## Исходный текст

=-=-=

Здесь мы должны ограничиться этим рассмотрением. Человеческий облик как выражение духа не только вообще дан художнику заранее, но даже в частных и единичных элементах ему предуказан тип для выражения духовной внутренней жизни в облике, чертах, позе и осанке.

Что же касается более определенной связи между телом и духом в отношении особых чувств, страстей и состояния духа, то ее трудно свести к прочным определениям мысли. Хотя в патогномике и физиогномике пытались научно представить эту связь, однако до сих пор эти попытки не увенчались настоящим успехом. Для нас может иметь значение только физиогномика, так как патогномика занимается выяснением лишь того способа, каким определенные чувства и страсти делают себя в известных органах телесными. Так, например, говорят: гнев находится в желчи, храбрость — в крови. Это выражение, кстати сказать, неверно. Ибо хотя особым страстям и соответствует деятельность особых органов, все же гнев не находится в желчи, но лишь поскольку гнев становится телесным, его действие проявляется преимущественно в печени. Эта патогномическая сторона, как мы уже сказали, нас здесь не касается, так как скульптура имеет дело только с тем, что переходит из внутренней духовной жизни во внешний облик; в нем она делает дух телесным и зримым. Симпатические колебания внутренних органов вместе с чувствующей душой не являются предметом скульптуры; она не в состоянии вовлечь в свою сферу и многое из того, что обнаруживается во внешнем облике, например дрожание руки и всего тела при взрыве ярости, судорожное движение губ и т. д.

=-=-=

## Набор записей
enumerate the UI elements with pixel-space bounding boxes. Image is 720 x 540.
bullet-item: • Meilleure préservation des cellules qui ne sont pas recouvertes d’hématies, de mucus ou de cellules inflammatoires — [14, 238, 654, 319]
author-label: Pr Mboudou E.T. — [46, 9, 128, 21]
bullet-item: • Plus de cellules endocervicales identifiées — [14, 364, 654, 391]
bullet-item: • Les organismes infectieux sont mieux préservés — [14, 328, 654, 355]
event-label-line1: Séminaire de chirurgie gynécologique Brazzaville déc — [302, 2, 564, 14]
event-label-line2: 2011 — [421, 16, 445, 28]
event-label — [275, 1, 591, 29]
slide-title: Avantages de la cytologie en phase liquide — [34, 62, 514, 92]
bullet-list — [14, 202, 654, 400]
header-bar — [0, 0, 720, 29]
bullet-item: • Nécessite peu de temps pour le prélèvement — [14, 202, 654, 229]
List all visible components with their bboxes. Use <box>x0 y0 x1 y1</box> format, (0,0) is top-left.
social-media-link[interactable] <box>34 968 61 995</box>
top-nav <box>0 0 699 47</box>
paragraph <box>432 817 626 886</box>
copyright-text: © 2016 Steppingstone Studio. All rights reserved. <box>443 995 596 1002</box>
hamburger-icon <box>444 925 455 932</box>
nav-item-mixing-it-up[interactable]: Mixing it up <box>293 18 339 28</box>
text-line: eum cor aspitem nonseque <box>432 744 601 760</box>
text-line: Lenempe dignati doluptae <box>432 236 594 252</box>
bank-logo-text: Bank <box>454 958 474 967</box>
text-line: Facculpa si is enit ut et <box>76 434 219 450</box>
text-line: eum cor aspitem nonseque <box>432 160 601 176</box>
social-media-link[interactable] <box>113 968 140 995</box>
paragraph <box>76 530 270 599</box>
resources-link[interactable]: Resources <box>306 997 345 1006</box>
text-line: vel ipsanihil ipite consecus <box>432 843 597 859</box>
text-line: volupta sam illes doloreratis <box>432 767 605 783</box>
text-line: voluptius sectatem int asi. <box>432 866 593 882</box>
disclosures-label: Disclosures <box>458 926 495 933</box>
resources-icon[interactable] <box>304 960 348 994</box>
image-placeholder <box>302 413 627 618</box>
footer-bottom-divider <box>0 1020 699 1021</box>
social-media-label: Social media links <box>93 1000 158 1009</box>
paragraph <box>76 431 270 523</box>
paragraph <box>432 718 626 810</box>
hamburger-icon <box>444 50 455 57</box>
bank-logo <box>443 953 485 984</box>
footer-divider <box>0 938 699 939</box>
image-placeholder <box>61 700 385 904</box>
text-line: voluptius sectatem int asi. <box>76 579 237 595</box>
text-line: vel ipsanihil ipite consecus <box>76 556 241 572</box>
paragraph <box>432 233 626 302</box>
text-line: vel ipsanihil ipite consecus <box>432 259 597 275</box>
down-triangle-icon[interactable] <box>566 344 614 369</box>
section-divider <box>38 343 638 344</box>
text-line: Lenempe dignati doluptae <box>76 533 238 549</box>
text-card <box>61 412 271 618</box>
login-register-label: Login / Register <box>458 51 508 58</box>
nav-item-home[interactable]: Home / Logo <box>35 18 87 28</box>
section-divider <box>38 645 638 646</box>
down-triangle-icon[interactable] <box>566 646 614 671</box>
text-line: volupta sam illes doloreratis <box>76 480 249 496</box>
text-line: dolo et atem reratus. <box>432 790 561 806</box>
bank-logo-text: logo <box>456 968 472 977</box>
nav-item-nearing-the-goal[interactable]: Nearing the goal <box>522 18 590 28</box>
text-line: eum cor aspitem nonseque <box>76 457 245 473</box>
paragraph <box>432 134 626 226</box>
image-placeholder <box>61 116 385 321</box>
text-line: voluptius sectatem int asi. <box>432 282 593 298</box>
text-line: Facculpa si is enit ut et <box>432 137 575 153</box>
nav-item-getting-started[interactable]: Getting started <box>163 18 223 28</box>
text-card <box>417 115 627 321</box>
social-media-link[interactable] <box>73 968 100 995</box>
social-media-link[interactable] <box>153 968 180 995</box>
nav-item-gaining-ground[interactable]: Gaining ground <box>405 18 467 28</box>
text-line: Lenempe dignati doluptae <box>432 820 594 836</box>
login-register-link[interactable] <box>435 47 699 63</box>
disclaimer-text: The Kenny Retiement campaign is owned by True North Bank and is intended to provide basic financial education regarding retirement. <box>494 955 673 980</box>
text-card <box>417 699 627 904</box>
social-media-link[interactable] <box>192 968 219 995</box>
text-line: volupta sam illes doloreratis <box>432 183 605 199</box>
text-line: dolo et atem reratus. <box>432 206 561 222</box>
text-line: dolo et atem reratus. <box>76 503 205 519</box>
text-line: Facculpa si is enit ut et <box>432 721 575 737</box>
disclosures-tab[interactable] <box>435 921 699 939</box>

=-=-=

## Задания
1 - Объясните в одном–трех предложениях, почему, согласно отрывку о человеческом облике в скульптуре, значение здесь может иметь только физиогномика.
2 - Приведите продолжение отрывка о человеческом облике в скульптуре, которое следует за его последним предложением.

## Ответы
1 - Патогномика выясняет лишь то, каким способом определенные чувства и страсти становятся телесными в известных органах. Скульптура же имеет дело только с тем, что переходит из внутренней духовной жизни во внешний облик. Поэтому патогномическая сторона к ней не относится.

2 -
Относительно физиогномики я хочу здесь ограничиться лишь следующими соображениями. Если скульптурное произведение, имеющее своей основой человеческий облик, должно показать, как уже в своей телесной форме тело воплощает не только божественно и человечески субстанциальное содержание духа вообще, но также и особый характер определенной индивидуальности в этой божественности, то для полноты объяснения следовало бы указать, какие части, черты и формы тела полностью соответствуют определенному внутреннему переживанию. К такому изучению нас побуждают произведения античной скульптуры, относительно которых мы действительно должны признать, что они представляют собой выражение божественного начала и особенных характеров богов; здесь нельзя утверждать, что гармония духовного выражения с чувственной формой есть лишь дело случайности и произвола, а не нечто само по себе существующее. С этой стороны каждый орган вообще должен рассматриваться с двух точек зрения — с чисто физической и со стороны духовного выражения. При этом, конечно, не следует поступать так, как Галль, который превратил дух только в определенное место черепа.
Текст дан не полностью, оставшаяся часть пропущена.